=== DATASET EXCERPTS ===
■ ■ ■ ■ ■ ■ ■

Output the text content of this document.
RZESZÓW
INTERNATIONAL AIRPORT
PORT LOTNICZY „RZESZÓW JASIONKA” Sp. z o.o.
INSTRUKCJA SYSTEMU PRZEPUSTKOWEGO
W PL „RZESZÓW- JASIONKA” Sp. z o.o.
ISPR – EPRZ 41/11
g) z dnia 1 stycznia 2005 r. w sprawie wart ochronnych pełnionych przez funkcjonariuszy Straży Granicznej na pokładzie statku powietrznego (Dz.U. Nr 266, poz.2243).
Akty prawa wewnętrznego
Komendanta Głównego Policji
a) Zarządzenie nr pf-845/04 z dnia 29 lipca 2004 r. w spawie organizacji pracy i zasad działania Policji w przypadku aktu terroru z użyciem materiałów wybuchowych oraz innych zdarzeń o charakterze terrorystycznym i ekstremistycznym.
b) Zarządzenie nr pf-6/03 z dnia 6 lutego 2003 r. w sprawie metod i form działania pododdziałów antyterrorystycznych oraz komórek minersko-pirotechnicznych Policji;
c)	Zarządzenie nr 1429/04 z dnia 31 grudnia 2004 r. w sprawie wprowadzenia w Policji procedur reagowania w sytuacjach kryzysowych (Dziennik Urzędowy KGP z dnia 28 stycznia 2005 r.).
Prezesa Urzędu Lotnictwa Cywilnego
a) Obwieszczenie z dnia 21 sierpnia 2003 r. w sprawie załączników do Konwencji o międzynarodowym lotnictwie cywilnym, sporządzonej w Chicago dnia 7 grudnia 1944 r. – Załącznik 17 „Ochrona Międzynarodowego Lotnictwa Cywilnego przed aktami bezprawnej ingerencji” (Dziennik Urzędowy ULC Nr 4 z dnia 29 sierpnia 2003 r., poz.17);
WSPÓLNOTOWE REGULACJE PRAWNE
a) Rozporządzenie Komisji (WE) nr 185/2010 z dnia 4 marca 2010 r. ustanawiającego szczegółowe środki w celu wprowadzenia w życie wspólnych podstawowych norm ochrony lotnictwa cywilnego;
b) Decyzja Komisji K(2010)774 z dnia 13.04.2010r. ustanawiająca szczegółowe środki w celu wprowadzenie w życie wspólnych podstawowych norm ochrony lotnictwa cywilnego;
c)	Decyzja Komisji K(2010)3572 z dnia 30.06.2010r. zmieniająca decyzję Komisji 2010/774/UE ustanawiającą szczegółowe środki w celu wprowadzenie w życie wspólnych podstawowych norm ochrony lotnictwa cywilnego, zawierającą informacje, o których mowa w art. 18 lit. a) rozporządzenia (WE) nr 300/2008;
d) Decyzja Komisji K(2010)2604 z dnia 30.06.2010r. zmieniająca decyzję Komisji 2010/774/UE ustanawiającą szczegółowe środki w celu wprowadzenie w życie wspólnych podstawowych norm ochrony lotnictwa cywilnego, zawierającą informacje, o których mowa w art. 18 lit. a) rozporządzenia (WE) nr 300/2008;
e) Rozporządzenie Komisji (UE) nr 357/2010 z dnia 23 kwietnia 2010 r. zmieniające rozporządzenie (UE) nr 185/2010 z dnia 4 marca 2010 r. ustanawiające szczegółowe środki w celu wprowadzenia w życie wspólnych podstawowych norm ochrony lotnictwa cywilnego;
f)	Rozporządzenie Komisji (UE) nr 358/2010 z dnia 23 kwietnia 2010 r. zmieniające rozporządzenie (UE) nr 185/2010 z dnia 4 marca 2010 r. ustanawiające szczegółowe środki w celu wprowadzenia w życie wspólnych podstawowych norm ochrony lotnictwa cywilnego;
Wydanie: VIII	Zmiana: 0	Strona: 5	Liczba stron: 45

■ ■ ■ ■ ■ ■ ■

Report each line of the material above where the word "informacje" appears.

c)	Decyzja Komisji K(2010)3572 z dnia 30.06.2010r. zmieniająca decyzję Komisji 2010/774/UE ustanawiającą szczegółowe środki w celu wprowadzenie w życie wspólnych podstawowych norm ochrony lotnictwa cywilnego, zawierającą informacje, o których mowa w art. 18 lit. a) rozporządzenia (WE) nr 300/2008;
d) Decyzja Komisji K(2010)2604 z dnia 30.06.2010r. zmieniająca decyzję Komisji 2010/774/UE ustanawiającą szczegółowe środki w celu wprowadzenie w życie wspólnych podstawowych norm ochrony lotnictwa cywilnego, zawierającą informacje, o których mowa w art. 18 lit. a) rozporządzenia (WE) nr 300/2008;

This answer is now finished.